### Exercise materials:
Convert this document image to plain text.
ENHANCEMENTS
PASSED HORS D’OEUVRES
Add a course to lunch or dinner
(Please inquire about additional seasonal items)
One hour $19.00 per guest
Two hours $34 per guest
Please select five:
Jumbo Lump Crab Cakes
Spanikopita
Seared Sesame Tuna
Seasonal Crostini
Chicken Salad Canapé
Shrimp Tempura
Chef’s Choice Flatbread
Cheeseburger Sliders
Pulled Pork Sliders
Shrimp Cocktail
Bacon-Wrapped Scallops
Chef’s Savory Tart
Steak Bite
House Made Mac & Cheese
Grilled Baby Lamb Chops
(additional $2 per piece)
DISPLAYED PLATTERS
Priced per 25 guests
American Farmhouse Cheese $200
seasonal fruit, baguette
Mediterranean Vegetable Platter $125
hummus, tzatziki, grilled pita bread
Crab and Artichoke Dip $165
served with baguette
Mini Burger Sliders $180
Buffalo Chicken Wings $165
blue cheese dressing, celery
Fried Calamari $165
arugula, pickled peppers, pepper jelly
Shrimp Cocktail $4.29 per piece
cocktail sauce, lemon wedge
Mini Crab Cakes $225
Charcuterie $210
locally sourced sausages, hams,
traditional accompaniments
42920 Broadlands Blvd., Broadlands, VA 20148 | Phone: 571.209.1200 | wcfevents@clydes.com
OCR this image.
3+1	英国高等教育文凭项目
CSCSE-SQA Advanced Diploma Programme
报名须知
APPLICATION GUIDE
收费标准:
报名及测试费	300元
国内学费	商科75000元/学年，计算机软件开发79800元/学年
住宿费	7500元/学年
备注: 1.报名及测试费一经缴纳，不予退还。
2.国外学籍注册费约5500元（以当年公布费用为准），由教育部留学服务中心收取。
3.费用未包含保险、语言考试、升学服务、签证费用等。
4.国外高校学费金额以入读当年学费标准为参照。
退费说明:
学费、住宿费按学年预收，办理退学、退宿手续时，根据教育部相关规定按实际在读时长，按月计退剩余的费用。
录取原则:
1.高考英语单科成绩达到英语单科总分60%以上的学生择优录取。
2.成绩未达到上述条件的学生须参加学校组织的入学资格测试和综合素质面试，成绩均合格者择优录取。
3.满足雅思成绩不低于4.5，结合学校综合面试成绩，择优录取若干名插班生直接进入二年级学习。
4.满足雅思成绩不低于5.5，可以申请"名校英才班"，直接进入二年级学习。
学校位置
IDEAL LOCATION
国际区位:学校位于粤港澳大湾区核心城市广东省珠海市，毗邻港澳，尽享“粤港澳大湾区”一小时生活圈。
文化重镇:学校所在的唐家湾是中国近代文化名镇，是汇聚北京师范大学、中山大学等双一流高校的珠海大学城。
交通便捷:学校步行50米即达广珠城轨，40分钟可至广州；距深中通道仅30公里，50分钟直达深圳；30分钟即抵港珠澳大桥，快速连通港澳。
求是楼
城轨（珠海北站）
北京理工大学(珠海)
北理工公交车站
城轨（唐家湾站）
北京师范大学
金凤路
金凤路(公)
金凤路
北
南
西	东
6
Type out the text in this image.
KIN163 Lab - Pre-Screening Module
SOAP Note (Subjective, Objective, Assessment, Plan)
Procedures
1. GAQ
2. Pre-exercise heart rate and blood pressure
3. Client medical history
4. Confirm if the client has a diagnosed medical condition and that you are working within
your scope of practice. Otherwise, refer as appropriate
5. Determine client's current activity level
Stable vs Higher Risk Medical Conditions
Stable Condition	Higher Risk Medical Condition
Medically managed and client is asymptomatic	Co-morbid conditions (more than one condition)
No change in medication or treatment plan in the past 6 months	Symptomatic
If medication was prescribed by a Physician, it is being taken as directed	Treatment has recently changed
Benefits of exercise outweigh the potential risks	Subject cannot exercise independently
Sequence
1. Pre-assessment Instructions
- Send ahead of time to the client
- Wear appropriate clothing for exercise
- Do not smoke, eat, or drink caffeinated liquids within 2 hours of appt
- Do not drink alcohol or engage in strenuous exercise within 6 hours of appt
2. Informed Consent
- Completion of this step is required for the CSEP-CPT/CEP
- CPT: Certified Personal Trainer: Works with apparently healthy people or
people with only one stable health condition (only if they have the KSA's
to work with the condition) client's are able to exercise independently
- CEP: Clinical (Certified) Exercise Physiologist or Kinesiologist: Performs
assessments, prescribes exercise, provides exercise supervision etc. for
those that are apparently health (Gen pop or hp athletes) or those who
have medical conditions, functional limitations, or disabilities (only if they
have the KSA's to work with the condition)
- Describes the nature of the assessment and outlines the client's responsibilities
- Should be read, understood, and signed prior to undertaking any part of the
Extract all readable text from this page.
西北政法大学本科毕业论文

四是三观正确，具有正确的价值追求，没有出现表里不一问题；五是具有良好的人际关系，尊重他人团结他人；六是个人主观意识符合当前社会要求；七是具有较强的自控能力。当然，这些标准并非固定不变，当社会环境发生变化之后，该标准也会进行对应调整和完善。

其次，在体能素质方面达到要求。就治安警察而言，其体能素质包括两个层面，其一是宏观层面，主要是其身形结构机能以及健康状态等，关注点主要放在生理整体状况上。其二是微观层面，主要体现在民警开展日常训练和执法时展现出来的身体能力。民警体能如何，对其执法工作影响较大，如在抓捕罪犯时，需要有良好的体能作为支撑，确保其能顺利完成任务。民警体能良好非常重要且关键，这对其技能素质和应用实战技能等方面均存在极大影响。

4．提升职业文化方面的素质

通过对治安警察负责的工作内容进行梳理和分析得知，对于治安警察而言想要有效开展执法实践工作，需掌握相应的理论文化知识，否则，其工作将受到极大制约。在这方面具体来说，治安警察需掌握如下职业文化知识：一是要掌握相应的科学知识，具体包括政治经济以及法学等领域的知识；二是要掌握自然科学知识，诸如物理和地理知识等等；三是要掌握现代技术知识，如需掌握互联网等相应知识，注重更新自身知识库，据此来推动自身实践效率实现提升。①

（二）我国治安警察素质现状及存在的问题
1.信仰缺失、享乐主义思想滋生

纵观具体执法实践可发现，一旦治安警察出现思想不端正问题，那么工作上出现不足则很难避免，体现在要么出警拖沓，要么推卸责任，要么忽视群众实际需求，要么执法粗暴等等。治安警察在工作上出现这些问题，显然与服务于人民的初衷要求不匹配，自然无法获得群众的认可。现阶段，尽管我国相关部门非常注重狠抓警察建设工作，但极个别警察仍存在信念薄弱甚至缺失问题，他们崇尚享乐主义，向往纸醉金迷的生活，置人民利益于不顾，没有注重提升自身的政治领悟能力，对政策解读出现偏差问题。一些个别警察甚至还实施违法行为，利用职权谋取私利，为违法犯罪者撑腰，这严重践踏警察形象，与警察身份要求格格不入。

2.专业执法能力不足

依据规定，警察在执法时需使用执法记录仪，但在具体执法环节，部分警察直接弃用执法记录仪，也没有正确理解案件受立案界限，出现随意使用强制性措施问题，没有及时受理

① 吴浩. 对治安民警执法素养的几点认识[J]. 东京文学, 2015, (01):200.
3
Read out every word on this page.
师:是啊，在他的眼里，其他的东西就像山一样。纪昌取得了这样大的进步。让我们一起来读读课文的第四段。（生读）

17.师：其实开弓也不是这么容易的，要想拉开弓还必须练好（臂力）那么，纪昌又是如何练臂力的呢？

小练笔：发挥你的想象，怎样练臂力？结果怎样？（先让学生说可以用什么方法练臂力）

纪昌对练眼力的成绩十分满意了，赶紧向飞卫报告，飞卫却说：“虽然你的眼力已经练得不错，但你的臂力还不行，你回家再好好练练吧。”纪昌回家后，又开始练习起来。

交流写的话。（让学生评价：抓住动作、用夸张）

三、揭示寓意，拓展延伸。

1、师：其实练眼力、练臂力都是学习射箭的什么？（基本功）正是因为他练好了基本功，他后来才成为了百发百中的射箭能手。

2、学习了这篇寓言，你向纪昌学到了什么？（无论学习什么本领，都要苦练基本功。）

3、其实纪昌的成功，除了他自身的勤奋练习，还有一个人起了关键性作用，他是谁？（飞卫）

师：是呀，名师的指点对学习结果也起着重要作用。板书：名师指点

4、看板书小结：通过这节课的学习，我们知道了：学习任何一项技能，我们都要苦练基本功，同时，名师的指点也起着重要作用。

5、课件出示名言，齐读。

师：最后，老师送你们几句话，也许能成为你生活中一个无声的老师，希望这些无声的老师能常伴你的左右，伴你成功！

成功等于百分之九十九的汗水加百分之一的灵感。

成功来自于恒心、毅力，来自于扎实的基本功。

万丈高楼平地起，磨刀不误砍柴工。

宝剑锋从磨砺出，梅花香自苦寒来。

### The task:
Copy out each line of the records where the string "appt" appears.

### Complete output:
- Do not smoke, eat, or drink caffeinated liquids within 2 hours of appt
- Do not drink alcohol or engage in strenuous exercise within 6 hours of appt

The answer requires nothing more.